YOUR INSTRUCTIONS: Write out the records that appear below, verbatim and complete, but without pictures.

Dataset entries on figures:

■ ■ ■ ■ ■ ■ ■

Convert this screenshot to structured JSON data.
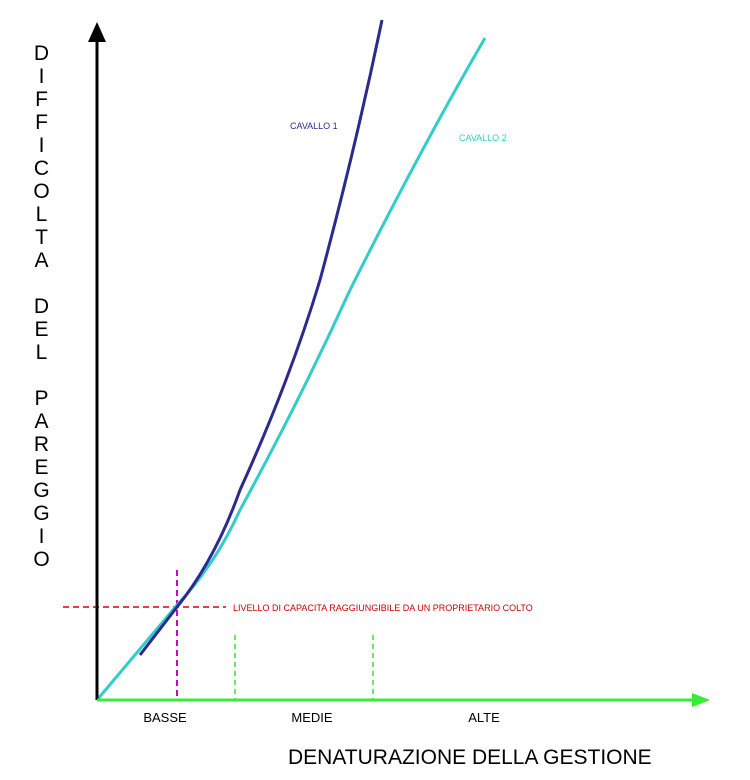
{
  "y_axis": {
    "title": "DIFFICOLTA DEL PAREGGIO"
  },
  "x_axis": {
    "title": "DENATURAZIONE DELLA GESTIONE",
    "categories": [
      "BASSE",
      "MEDIE",
      "ALTE"
    ]
  },
  "series": [
    {
      "name": "CAVALLO 1",
      "color": "#2b2b8f"
    },
    {
      "name": "CAVALLO 2",
      "color": "#33cccc"
    }
  ],
  "threshold": {
    "label": "LIVELLO DI CAPACITA RAGGIUNGIBILE DA UN PROPRIETARIO COLTO",
    "color": "#cc0000"
  }
}
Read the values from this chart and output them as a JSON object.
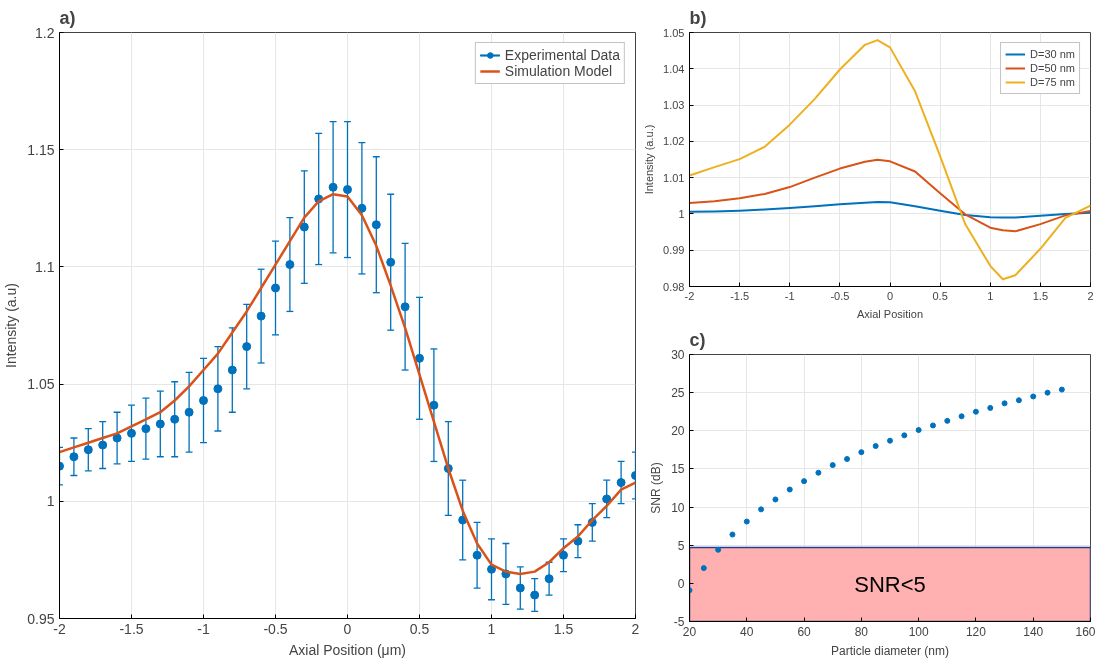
{
  "chart_data": [
    {
      "type": "scatter",
      "title": "a)",
      "xlabel": "Axial Position (μm)",
      "ylabel": "Intensity (a.u)",
      "xlim": [
        -2,
        2
      ],
      "ylim": [
        0.95,
        1.2
      ],
      "xticks": [
        -2,
        -1.5,
        -1,
        -0.5,
        0,
        0.5,
        1,
        1.5,
        2
      ],
      "yticks": [
        0.95,
        1,
        1.05,
        1.1,
        1.15,
        1.2
      ],
      "grid": true,
      "legend": "top right",
      "x": [
        -2,
        -1.9,
        -1.8,
        -1.7,
        -1.6,
        -1.5,
        -1.4,
        -1.3,
        -1.2,
        -1.1,
        -1,
        -0.9,
        -0.8,
        -0.7,
        -0.6,
        -0.5,
        -0.4,
        -0.3,
        -0.2,
        -0.1,
        0,
        0.1,
        0.2,
        0.3,
        0.4,
        0.5,
        0.6,
        0.7,
        0.8,
        0.9,
        1,
        1.1,
        1.2,
        1.3,
        1.4,
        1.5,
        1.6,
        1.7,
        1.8,
        1.9,
        2
      ],
      "series": [
        {
          "name": "Experimental Data",
          "color": "#0072bd",
          "type": "scatter",
          "marker": "circle",
          "values": [
            1.015,
            1.019,
            1.022,
            1.024,
            1.027,
            1.029,
            1.031,
            1.033,
            1.035,
            1.038,
            1.043,
            1.048,
            1.056,
            1.066,
            1.079,
            1.091,
            1.101,
            1.117,
            1.129,
            1.134,
            1.133,
            1.125,
            1.118,
            1.102,
            1.083,
            1.061,
            1.041,
            1.014,
            0.992,
            0.977,
            0.971,
            0.969,
            0.963,
            0.96,
            0.967,
            0.977,
            0.983,
            0.991,
            1.001,
            1.008,
            1.011
          ],
          "errors": [
            0.008,
            0.008,
            0.009,
            0.01,
            0.011,
            0.012,
            0.013,
            0.014,
            0.016,
            0.017,
            0.018,
            0.018,
            0.018,
            0.018,
            0.02,
            0.02,
            0.02,
            0.024,
            0.028,
            0.028,
            0.029,
            0.028,
            0.029,
            0.029,
            0.027,
            0.026,
            0.024,
            0.02,
            0.017,
            0.014,
            0.013,
            0.013,
            0.009,
            0.007,
            0.007,
            0.007,
            0.007,
            0.008,
            0.008,
            0.009,
            0.01
          ]
        },
        {
          "name": "Simulation Model",
          "color": "#d95319",
          "type": "line",
          "values": [
            1.021,
            1.023,
            1.025,
            1.027,
            1.029,
            1.032,
            1.035,
            1.038,
            1.043,
            1.049,
            1.056,
            1.063,
            1.072,
            1.081,
            1.091,
            1.101,
            1.111,
            1.121,
            1.128,
            1.131,
            1.13,
            1.122,
            1.109,
            1.092,
            1.074,
            1.054,
            1.034,
            1.014,
            0.996,
            0.982,
            0.973,
            0.97,
            0.969,
            0.97,
            0.974,
            0.98,
            0.985,
            0.992,
            0.998,
            1.005,
            1.008
          ]
        }
      ]
    },
    {
      "type": "line",
      "title": "b)",
      "xlabel": "Axial Position",
      "ylabel": "Intensity (a.u.)",
      "xlim": [
        -2,
        2
      ],
      "ylim": [
        0.98,
        1.05
      ],
      "xticks": [
        -2,
        -1.5,
        -1,
        -0.5,
        0,
        0.5,
        1,
        1.5,
        2
      ],
      "yticks": [
        0.98,
        0.99,
        1,
        1.01,
        1.02,
        1.03,
        1.04,
        1.05
      ],
      "grid": true,
      "legend": "top right",
      "x": [
        -2,
        -1.75,
        -1.5,
        -1.25,
        -1,
        -0.75,
        -0.5,
        -0.25,
        -0.125,
        0,
        0.25,
        0.5,
        0.75,
        1,
        1.125,
        1.25,
        1.5,
        1.75,
        2
      ],
      "series": [
        {
          "name": "D=30 nm",
          "color": "#0072bd",
          "values": [
            1.0006,
            1.0007,
            1.0009,
            1.0012,
            1.0016,
            1.0021,
            1.0027,
            1.0031,
            1.0033,
            1.0032,
            1.0021,
            1.0009,
            0.9997,
            0.9991,
            0.999,
            0.999,
            0.9995,
            1,
            1.0003
          ]
        },
        {
          "name": "D=50 nm",
          "color": "#d95319",
          "values": [
            1.003,
            1.0035,
            1.0043,
            1.0055,
            1.0074,
            1.01,
            1.0125,
            1.0144,
            1.0149,
            1.0145,
            1.0117,
            1.0057,
            0.9999,
            0.9962,
            0.9955,
            0.9952,
            0.9972,
            0.9996,
            1.0008
          ]
        },
        {
          "name": "D=75 nm",
          "color": "#edb120",
          "values": [
            1.0106,
            1.0129,
            1.0151,
            1.0185,
            1.0246,
            1.0317,
            1.0398,
            1.0466,
            1.0479,
            1.0459,
            1.0338,
            1.0159,
            0.9972,
            0.9857,
            0.982,
            0.9831,
            0.9904,
            0.9989,
            1.0023
          ]
        }
      ]
    },
    {
      "type": "scatter",
      "title": "c)",
      "xlabel": "Particle diameter (nm)",
      "ylabel": "SNR (dB)",
      "xlim": [
        20,
        160
      ],
      "ylim": [
        -5,
        30
      ],
      "xticks": [
        20,
        40,
        60,
        80,
        100,
        120,
        140,
        160
      ],
      "yticks": [
        -5,
        0,
        5,
        10,
        15,
        20,
        25,
        30
      ],
      "grid": true,
      "marker": "circle",
      "x": [
        20,
        25,
        30,
        35,
        40,
        45,
        50,
        55,
        60,
        65,
        70,
        75,
        80,
        85,
        90,
        95,
        100,
        105,
        110,
        115,
        120,
        125,
        130,
        135,
        140,
        145,
        150
      ],
      "series": [
        {
          "color": "#0072bd",
          "values": [
            -0.9,
            2,
            4.4,
            6.4,
            8.1,
            9.7,
            11,
            12.3,
            13.4,
            14.5,
            15.5,
            16.3,
            17.2,
            18,
            18.7,
            19.4,
            20.1,
            20.7,
            21.3,
            21.9,
            22.5,
            23,
            23.6,
            24,
            24.5,
            25,
            25.4
          ]
        }
      ],
      "bands": [
        {
          "axis": "y",
          "from": -5,
          "to": 4.7,
          "label": "SNR<5",
          "color": "#ffb0b0"
        }
      ]
    }
  ]
}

■ ■ ■ ■ ■ ■ ■

OUTPUT FOR THIS EXERCISE:
Convert this screenshot to structured JSON data.
{
  "y_axis": {
    "title": "DIFFICOLTA DEL PAREGGIO"
  },
  "x_axis": {
    "title": "DENATURAZIONE DELLA GESTIONE",
    "categories": [
      "BASSE",
      "MEDIE",
      "ALTE"
    ]
  },
  "series": [
    {
      "name": "CAVALLO 1",
      "color": "#2b2b8f"
    },
    {
      "name": "CAVALLO 2",
      "color": "#33cccc"
    }
  ],
  "threshold": {
    "label": "LIVELLO DI CAPACITA RAGGIUNGIBILE DA UN PROPRIETARIO COLTO",
    "color": "#cc0000"
  }
}
Read the values from this chart and output them as a JSON object.
{
  "chart_data": [
    {
      "type": "scatter",
      "title": "a)",
      "xlabel": "Axial Position (μm)",
      "ylabel": "Intensity (a.u)",
      "xlim": [
        -2,
        2
      ],
      "ylim": [
        0.95,
        1.2
      ],
      "xticks": [
        -2,
        -1.5,
        -1,
        -0.5,
        0,
        0.5,
        1,
        1.5,
        2
      ],
      "yticks": [
        0.95,
        1,
        1.05,
        1.1,
        1.15,
        1.2
      ],
      "grid": true,
      "legend": "top right",
      "x": [
        -2,
        -1.9,
        -1.8,
        -1.7,
        -1.6,
        -1.5,
        -1.4,
        -1.3,
        -1.2,
        -1.1,
        -1,
        -0.9,
        -0.8,
        -0.7,
        -0.6,
        -0.5,
        -0.4,
        -0.3,
        -0.2,
        -0.1,
        0,
        0.1,
        0.2,
        0.3,
        0.4,
        0.5,
        0.6,
        0.7,
        0.8,
        0.9,
        1,
        1.1,
        1.2,
        1.3,
        1.4,
        1.5,
        1.6,
        1.7,
        1.8,
        1.9,
        2
      ],
      "series": [
        {
          "name": "Experimental Data",
          "color": "#0072bd",
          "type": "scatter",
          "marker": "circle",
          "values": [
            1.015,
            1.019,
            1.022,
            1.024,
            1.027,
            1.029,
            1.031,
            1.033,
            1.035,
            1.038,
            1.043,
            1.048,
            1.056,
            1.066,
            1.079,
            1.091,
            1.101,
            1.117,
            1.129,
            1.134,
            1.133,
            1.125,
            1.118,
            1.102,
            1.083,
            1.061,
            1.041,
            1.014,
            0.992,
            0.977,
            0.971,
            0.969,
            0.963,
            0.96,
            0.967,
            0.977,
            0.983,
            0.991,
            1.001,
            1.008,
            1.011
          ],
          "errors": [
            0.008,
            0.008,
            0.009,
            0.01,
            0.011,
            0.012,
            0.013,
            0.014,
            0.016,
            0.017,
            0.018,
            0.018,
            0.018,
            0.018,
            0.02,
            0.02,
            0.02,
            0.024,
            0.028,
            0.028,
            0.029,
            0.028,
            0.029,
            0.029,
            0.027,
            0.026,
            0.024,
            0.02,
            0.017,
            0.014,
            0.013,
            0.013,
            0.009,
            0.007,
            0.007,
            0.007,
            0.007,
            0.008,
            0.008,
            0.009,
            0.01
          ]
        },
        {
          "name": "Simulation Model",
          "color": "#d95319",
          "type": "line",
          "values": [
            1.021,
            1.023,
            1.025,
            1.027,
            1.029,
            1.032,
            1.035,
            1.038,
            1.043,
            1.049,
            1.056,
            1.063,
            1.072,
            1.081,
            1.091,
            1.101,
            1.111,
            1.121,
            1.128,
            1.131,
            1.13,
            1.122,
            1.109,
            1.092,
            1.074,
            1.054,
            1.034,
            1.014,
            0.996,
            0.982,
            0.973,
            0.97,
            0.969,
            0.97,
            0.974,
            0.98,
            0.985,
            0.992,
            0.998,
            1.005,
            1.008
          ]
        }
      ]
    },
    {
      "type": "line",
      "title": "b)",
      "xlabel": "Axial Position",
      "ylabel": "Intensity (a.u.)",
      "xlim": [
        -2,
        2
      ],
      "ylim": [
        0.98,
        1.05
      ],
      "xticks": [
        -2,
        -1.5,
        -1,
        -0.5,
        0,
        0.5,
        1,
        1.5,
        2
      ],
      "yticks": [
        0.98,
        0.99,
        1,
        1.01,
        1.02,
        1.03,
        1.04,
        1.05
      ],
      "grid": true,
      "legend": "top right",
      "x": [
        -2,
        -1.75,
        -1.5,
        -1.25,
        -1,
        -0.75,
        -0.5,
        -0.25,
        -0.125,
        0,
        0.25,
        0.5,
        0.75,
        1,
        1.125,
        1.25,
        1.5,
        1.75,
        2
      ],
      "series": [
        {
          "name": "D=30 nm",
          "color": "#0072bd",
          "values": [
            1.0006,
            1.0007,
            1.0009,
            1.0012,
            1.0016,
            1.0021,
            1.0027,
            1.0031,
            1.0033,
            1.0032,
            1.0021,
            1.0009,
            0.9997,
            0.9991,
            0.999,
            0.999,
            0.9995,
            1,
            1.0003
          ]
        },
        {
          "name": "D=50 nm",
          "color": "#d95319",
          "values": [
            1.003,
            1.0035,
            1.0043,
            1.0055,
            1.0074,
            1.01,
            1.0125,
            1.0144,
            1.0149,
            1.0145,
            1.0117,
            1.0057,
            0.9999,
            0.9962,
            0.9955,
            0.9952,
            0.9972,
            0.9996,
            1.0008
          ]
        },
        {
          "name": "D=75 nm",
          "color": "#edb120",
          "values": [
            1.0106,
            1.0129,
            1.0151,
            1.0185,
            1.0246,
            1.0317,
            1.0398,
            1.0466,
            1.0479,
            1.0459,
            1.0338,
            1.0159,
            0.9972,
            0.9857,
            0.982,
            0.9831,
            0.9904,
            0.9989,
            1.0023
          ]
        }
      ]
    },
    {
      "type": "scatter",
      "title": "c)",
      "xlabel": "Particle diameter (nm)",
      "ylabel": "SNR (dB)",
      "xlim": [
        20,
        160
      ],
      "ylim": [
        -5,
        30
      ],
      "xticks": [
        20,
        40,
        60,
        80,
        100,
        120,
        140,
        160
      ],
      "yticks": [
        -5,
        0,
        5,
        10,
        15,
        20,
        25,
        30
      ],
      "grid": true,
      "marker": "circle",
      "x": [
        20,
        25,
        30,
        35,
        40,
        45,
        50,
        55,
        60,
        65,
        70,
        75,
        80,
        85,
        90,
        95,
        100,
        105,
        110,
        115,
        120,
        125,
        130,
        135,
        140,
        145,
        150
      ],
      "series": [
        {
          "color": "#0072bd",
          "values": [
            -0.9,
            2,
            4.4,
            6.4,
            8.1,
            9.7,
            11,
            12.3,
            13.4,
            14.5,
            15.5,
            16.3,
            17.2,
            18,
            18.7,
            19.4,
            20.1,
            20.7,
            21.3,
            21.9,
            22.5,
            23,
            23.6,
            24,
            24.5,
            25,
            25.4
          ]
        }
      ],
      "bands": [
        {
          "axis": "y",
          "from": -5,
          "to": 4.7,
          "label": "SNR<5",
          "color": "#ffb0b0"
        }
      ]
    }
  ]
}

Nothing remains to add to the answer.